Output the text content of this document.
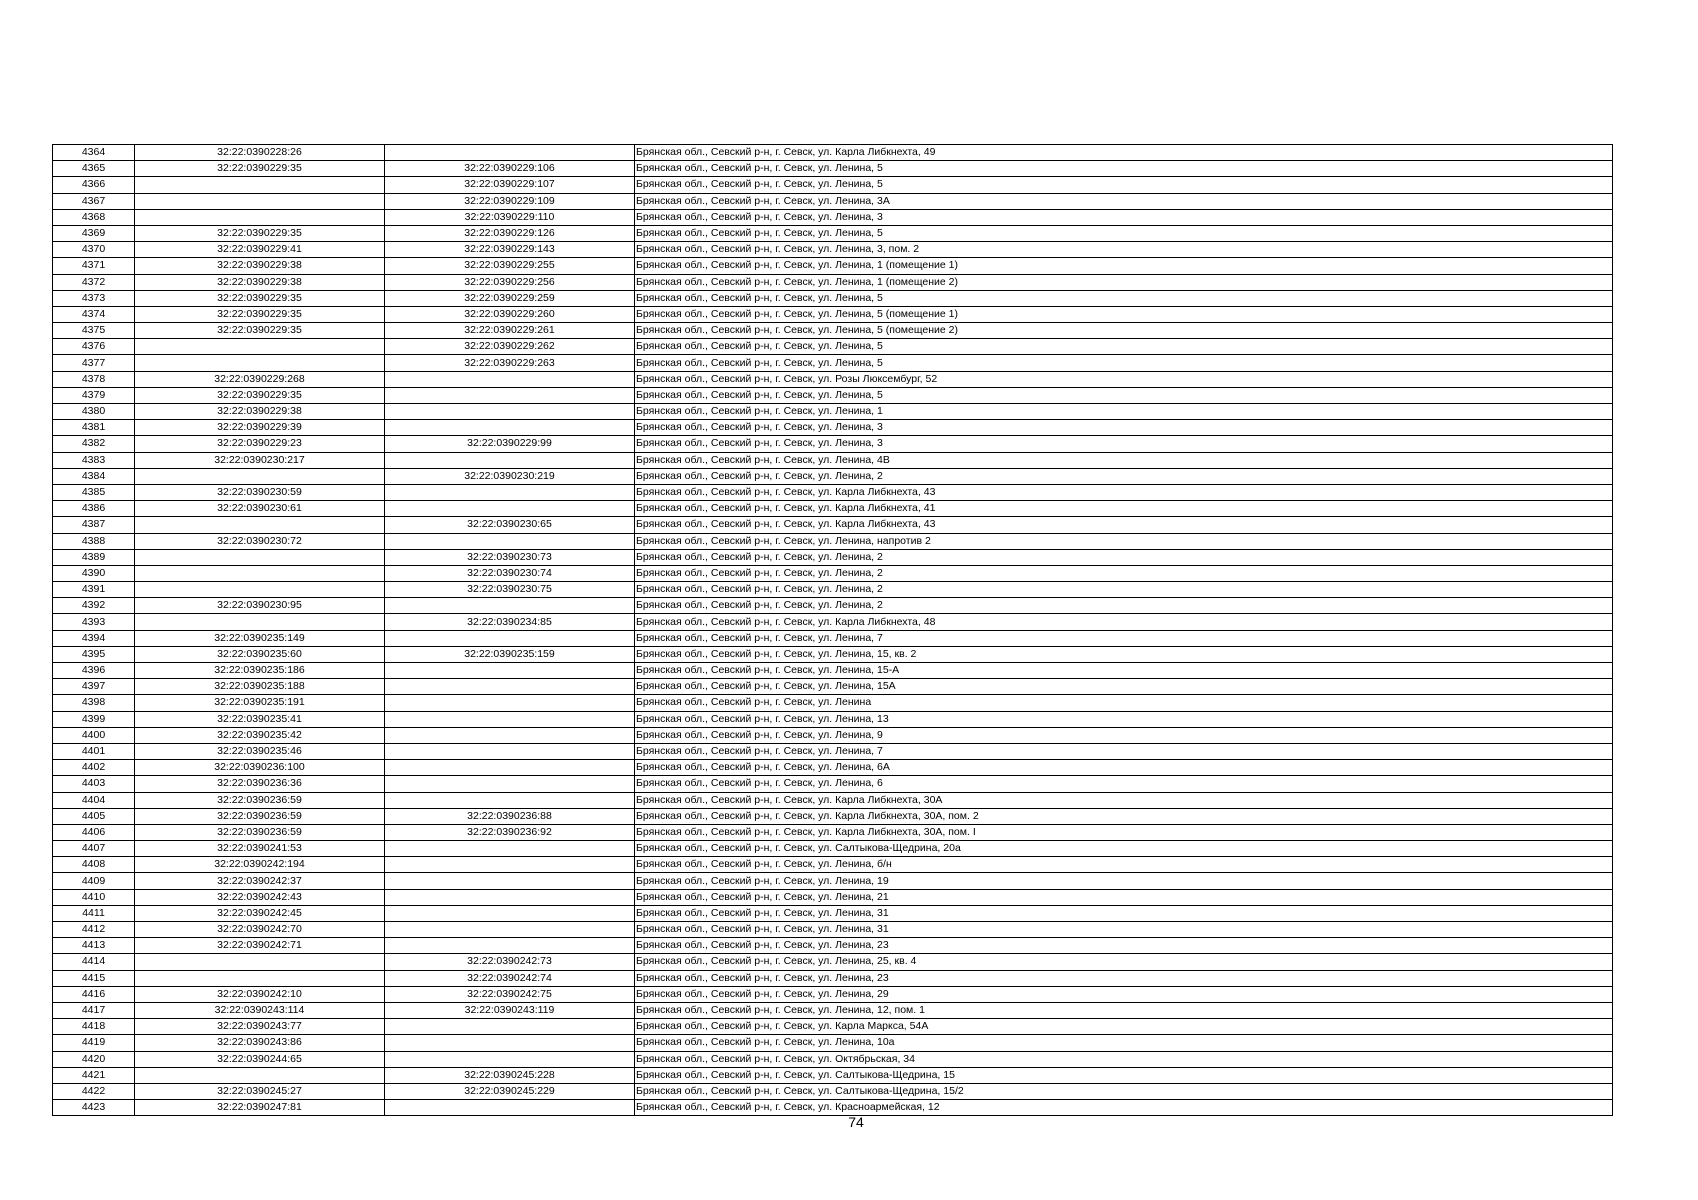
4364	32:22:0390228:26		Брянская обл., Севский р-н, г. Севск, ул. Карла Либкнехта, 49
4365	32:22:0390229:35	32:22:0390229:106	Брянская обл., Севский р-н, г. Севск, ул. Ленина, 5
4366		32:22:0390229:107	Брянская обл., Севский р-н, г. Севск, ул. Ленина, 5
4367		32:22:0390229:109	Брянская обл., Севский р-н, г. Севск, ул. Ленина, 3А
4368		32:22:0390229:110	Брянская обл., Севский р-н, г. Севск, ул. Ленина, 3
4369	32:22:0390229:35	32:22:0390229:126	Брянская обл., Севский р-н, г. Севск, ул. Ленина, 5
4370	32:22:0390229:41	32:22:0390229:143	Брянская обл., Севский р-н, г. Севск, ул. Ленина, 3, пом. 2
4371	32:22:0390229:38	32:22:0390229:255	Брянская обл., Севский р-н, г. Севск, ул. Ленина, 1 (помещение 1)
4372	32:22:0390229:38	32:22:0390229:256	Брянская обл., Севский р-н, г. Севск, ул. Ленина, 1 (помещение 2)
4373	32:22:0390229:35	32:22:0390229:259	Брянская обл., Севский р-н, г. Севск, ул. Ленина, 5
4374	32:22:0390229:35	32:22:0390229:260	Брянская обл., Севский р-н, г. Севск, ул. Ленина, 5 (помещение 1)
4375	32:22:0390229:35	32:22:0390229:261	Брянская обл., Севский р-н, г. Севск, ул. Ленина, 5 (помещение 2)
4376		32:22:0390229:262	Брянская обл., Севский р-н, г. Севск, ул. Ленина, 5
4377		32:22:0390229:263	Брянская обл., Севский р-н, г. Севск, ул. Ленина, 5
4378	32:22:0390229:268		Брянская обл., Севский р-н, г. Севск, ул. Розы Люксембург, 52
4379	32:22:0390229:35		Брянская обл., Севский р-н, г. Севск, ул. Ленина, 5
4380	32:22:0390229:38		Брянская обл., Севский р-н, г. Севск, ул. Ленина, 1
4381	32:22:0390229:39		Брянская обл., Севский р-н, г. Севск, ул. Ленина, 3
4382	32:22:0390229:23	32:22:0390229:99	Брянская обл., Севский р-н, г. Севск, ул. Ленина, 3
4383	32:22:0390230:217		Брянская обл., Севский р-н, г. Севск, ул. Ленина, 4В
4384		32:22:0390230:219	Брянская обл., Севский р-н, г. Севск, ул. Ленина, 2
4385	32:22:0390230:59		Брянская обл., Севский р-н, г. Севск, ул. Карла Либкнехта, 43
4386	32:22:0390230:61		Брянская обл., Севский р-н, г. Севск, ул. Карла Либкнехта, 41
4387		32:22:0390230:65	Брянская обл., Севский р-н, г. Севск, ул. Карла Либкнехта, 43
4388	32:22:0390230:72		Брянская обл., Севский р-н, г. Севск, ул. Ленина, напротив 2
4389		32:22:0390230:73	Брянская обл., Севский р-н, г. Севск, ул. Ленина, 2
4390		32:22:0390230:74	Брянская обл., Севский р-н, г. Севск, ул. Ленина, 2
4391		32:22:0390230:75	Брянская обл., Севский р-н, г. Севск, ул. Ленина, 2
4392	32:22:0390230:95		Брянская обл., Севский р-н, г. Севск, ул. Ленина, 2
4393		32:22:0390234:85	Брянская обл., Севский р-н, г. Севск, ул. Карла Либкнехта, 48
4394	32:22:0390235:149		Брянская обл., Севский р-н, г. Севск, ул. Ленина, 7
4395	32:22:0390235:60	32:22:0390235:159	Брянская обл., Севский р-н, г. Севск, ул. Ленина, 15, кв. 2
4396	32:22:0390235:186		Брянская обл., Севский р-н, г. Севск, ул. Ленина, 15-А
4397	32:22:0390235:188		Брянская обл., Севский р-н, г. Севск, ул. Ленина, 15А
4398	32:22:0390235:191		Брянская обл., Севский р-н, г. Севск, ул. Ленина
4399	32:22:0390235:41		Брянская обл., Севский р-н, г. Севск, ул. Ленина, 13
4400	32:22:0390235:42		Брянская обл., Севский р-н, г. Севск, ул. Ленина, 9
4401	32:22:0390235:46		Брянская обл., Севский р-н, г. Севск, ул. Ленина, 7
4402	32:22:0390236:100		Брянская обл., Севский р-н, г. Севск, ул. Ленина, 6А
4403	32:22:0390236:36		Брянская обл., Севский р-н, г. Севск, ул. Ленина, 6
4404	32:22:0390236:59		Брянская обл., Севский р-н, г. Севск, ул. Карла Либкнехта, 30А
4405	32:22:0390236:59	32:22:0390236:88	Брянская обл., Севский р-н, г. Севск, ул. Карла Либкнехта, 30А, пом. 2
4406	32:22:0390236:59	32:22:0390236:92	Брянская обл., Севский р-н, г. Севск, ул. Карла Либкнехта, 30А, пом. I
4407	32:22:0390241:53		Брянская обл., Севский р-н, г. Севск, ул. Салтыкова-Щедрина, 20а
4408	32:22:0390242:194		Брянская обл., Севский р-н, г. Севск, ул. Ленина, б/н
4409	32:22:0390242:37		Брянская обл., Севский р-н, г. Севск, ул. Ленина, 19
4410	32:22:0390242:43		Брянская обл., Севский р-н, г. Севск, ул. Ленина, 21
4411	32:22:0390242:45		Брянская обл., Севский р-н, г. Севск, ул. Ленина, 31
4412	32:22:0390242:70		Брянская обл., Севский р-н, г. Севск, ул. Ленина, 31
4413	32:22:0390242:71		Брянская обл., Севский р-н, г. Севск, ул. Ленина, 23
4414		32:22:0390242:73	Брянская обл., Севский р-н, г. Севск, ул. Ленина, 25, кв. 4
4415		32:22:0390242:74	Брянская обл., Севский р-н, г. Севск, ул. Ленина, 23
4416	32:22:0390242:10	32:22:0390242:75	Брянская обл., Севский р-н, г. Севск, ул. Ленина, 29
4417	32:22:0390243:114	32:22:0390243:119	Брянская обл., Севский р-н, г. Севск, ул. Ленина, 12, пом. 1
4418	32:22:0390243:77		Брянская обл., Севский р-н, г. Севск, ул. Карла Маркса, 54А
4419	32:22:0390243:86		Брянская обл., Севский р-н, г. Севск, ул. Ленина, 10а
4420	32:22:0390244:65		Брянская обл., Севский р-н, г. Севск, ул. Октябрьская, 34
4421		32:22:0390245:228	Брянская обл., Севский р-н, г. Севск, ул. Салтыкова-Щедрина, 15
4422	32:22:0390245:27	32:22:0390245:229	Брянская обл., Севский р-н, г. Севск, ул. Салтыкова-Щедрина, 15/2
4423	32:22:0390247:81		Брянская обл., Севский р-н, г. Севск, ул. Красноармейская, 12
74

■ ■ ■ ■ ■ ■ ■

All of the entries above should be duplicated exactly, except for the pictures.

Output the text content of this document.
4364	32:22:0390228:26		Брянская обл., Севский р-н, г. Севск, ул. Карла Либкнехта, 49
4365	32:22:0390229:35	32:22:0390229:106	Брянская обл., Севский р-н, г. Севск, ул. Ленина, 5
4366		32:22:0390229:107	Брянская обл., Севский р-н, г. Севск, ул. Ленина, 5
4367		32:22:0390229:109	Брянская обл., Севский р-н, г. Севск, ул. Ленина, 3А
4368		32:22:0390229:110	Брянская обл., Севский р-н, г. Севск, ул. Ленина, 3
4369	32:22:0390229:35	32:22:0390229:126	Брянская обл., Севский р-н, г. Севск, ул. Ленина, 5
4370	32:22:0390229:41	32:22:0390229:143	Брянская обл., Севский р-н, г. Севск, ул. Ленина, 3, пом. 2
4371	32:22:0390229:38	32:22:0390229:255	Брянская обл., Севский р-н, г. Севск, ул. Ленина, 1 (помещение 1)
4372	32:22:0390229:38	32:22:0390229:256	Брянская обл., Севский р-н, г. Севск, ул. Ленина, 1 (помещение 2)
4373	32:22:0390229:35	32:22:0390229:259	Брянская обл., Севский р-н, г. Севск, ул. Ленина, 5
4374	32:22:0390229:35	32:22:0390229:260	Брянская обл., Севский р-н, г. Севск, ул. Ленина, 5 (помещение 1)
4375	32:22:0390229:35	32:22:0390229:261	Брянская обл., Севский р-н, г. Севск, ул. Ленина, 5 (помещение 2)
4376		32:22:0390229:262	Брянская обл., Севский р-н, г. Севск, ул. Ленина, 5
4377		32:22:0390229:263	Брянская обл., Севский р-н, г. Севск, ул. Ленина, 5
4378	32:22:0390229:268		Брянская обл., Севский р-н, г. Севск, ул. Розы Люксембург, 52
4379	32:22:0390229:35		Брянская обл., Севский р-н, г. Севск, ул. Ленина, 5
4380	32:22:0390229:38		Брянская обл., Севский р-н, г. Севск, ул. Ленина, 1
4381	32:22:0390229:39		Брянская обл., Севский р-н, г. Севск, ул. Ленина, 3
4382	32:22:0390229:23	32:22:0390229:99	Брянская обл., Севский р-н, г. Севск, ул. Ленина, 3
4383	32:22:0390230:217		Брянская обл., Севский р-н, г. Севск, ул. Ленина, 4В
4384		32:22:0390230:219	Брянская обл., Севский р-н, г. Севск, ул. Ленина, 2
4385	32:22:0390230:59		Брянская обл., Севский р-н, г. Севск, ул. Карла Либкнехта, 43
4386	32:22:0390230:61		Брянская обл., Севский р-н, г. Севск, ул. Карла Либкнехта, 41
4387		32:22:0390230:65	Брянская обл., Севский р-н, г. Севск, ул. Карла Либкнехта, 43
4388	32:22:0390230:72		Брянская обл., Севский р-н, г. Севск, ул. Ленина, напротив 2
4389		32:22:0390230:73	Брянская обл., Севский р-н, г. Севск, ул. Ленина, 2
4390		32:22:0390230:74	Брянская обл., Севский р-н, г. Севск, ул. Ленина, 2
4391		32:22:0390230:75	Брянская обл., Севский р-н, г. Севск, ул. Ленина, 2
4392	32:22:0390230:95		Брянская обл., Севский р-н, г. Севск, ул. Ленина, 2
4393		32:22:0390234:85	Брянская обл., Севский р-н, г. Севск, ул. Карла Либкнехта, 48
4394	32:22:0390235:149		Брянская обл., Севский р-н, г. Севск, ул. Ленина, 7
4395	32:22:0390235:60	32:22:0390235:159	Брянская обл., Севский р-н, г. Севск, ул. Ленина, 15, кв. 2
4396	32:22:0390235:186		Брянская обл., Севский р-н, г. Севск, ул. Ленина, 15-А
4397	32:22:0390235:188		Брянская обл., Севский р-н, г. Севск, ул. Ленина, 15А
4398	32:22:0390235:191		Брянская обл., Севский р-н, г. Севск, ул. Ленина
4399	32:22:0390235:41		Брянская обл., Севский р-н, г. Севск, ул. Ленина, 13
4400	32:22:0390235:42		Брянская обл., Севский р-н, г. Севск, ул. Ленина, 9
4401	32:22:0390235:46		Брянская обл., Севский р-н, г. Севск, ул. Ленина, 7
4402	32:22:0390236:100		Брянская обл., Севский р-н, г. Севск, ул. Ленина, 6А
4403	32:22:0390236:36		Брянская обл., Севский р-н, г. Севск, ул. Ленина, 6
4404	32:22:0390236:59		Брянская обл., Севский р-н, г. Севск, ул. Карла Либкнехта, 30А
4405	32:22:0390236:59	32:22:0390236:88	Брянская обл., Севский р-н, г. Севск, ул. Карла Либкнехта, 30А, пом. 2
4406	32:22:0390236:59	32:22:0390236:92	Брянская обл., Севский р-н, г. Севск, ул. Карла Либкнехта, 30А, пом. I
4407	32:22:0390241:53		Брянская обл., Севский р-н, г. Севск, ул. Салтыкова-Щедрина, 20а
4408	32:22:0390242:194		Брянская обл., Севский р-н, г. Севск, ул. Ленина, б/н
4409	32:22:0390242:37		Брянская обл., Севский р-н, г. Севск, ул. Ленина, 19
4410	32:22:0390242:43		Брянская обл., Севский р-н, г. Севск, ул. Ленина, 21
4411	32:22:0390242:45		Брянская обл., Севский р-н, г. Севск, ул. Ленина, 31
4412	32:22:0390242:70		Брянская обл., Севский р-н, г. Севск, ул. Ленина, 31
4413	32:22:0390242:71		Брянская обл., Севский р-н, г. Севск, ул. Ленина, 23
4414		32:22:0390242:73	Брянская обл., Севский р-н, г. Севск, ул. Ленина, 25, кв. 4
4415		32:22:0390242:74	Брянская обл., Севский р-н, г. Севск, ул. Ленина, 23
4416	32:22:0390242:10	32:22:0390242:75	Брянская обл., Севский р-н, г. Севск, ул. Ленина, 29
4417	32:22:0390243:114	32:22:0390243:119	Брянская обл., Севский р-н, г. Севск, ул. Ленина, 12, пом. 1
4418	32:22:0390243:77		Брянская обл., Севский р-н, г. Севск, ул. Карла Маркса, 54А
4419	32:22:0390243:86		Брянская обл., Севский р-н, г. Севск, ул. Ленина, 10а
4420	32:22:0390244:65		Брянская обл., Севский р-н, г. Севск, ул. Октябрьская, 34
4421		32:22:0390245:228	Брянская обл., Севский р-н, г. Севск, ул. Салтыкова-Щедрина, 15
4422	32:22:0390245:27	32:22:0390245:229	Брянская обл., Севский р-н, г. Севск, ул. Салтыкова-Щедрина, 15/2
4423	32:22:0390247:81		Брянская обл., Севский р-н, г. Севск, ул. Красноармейская, 12
74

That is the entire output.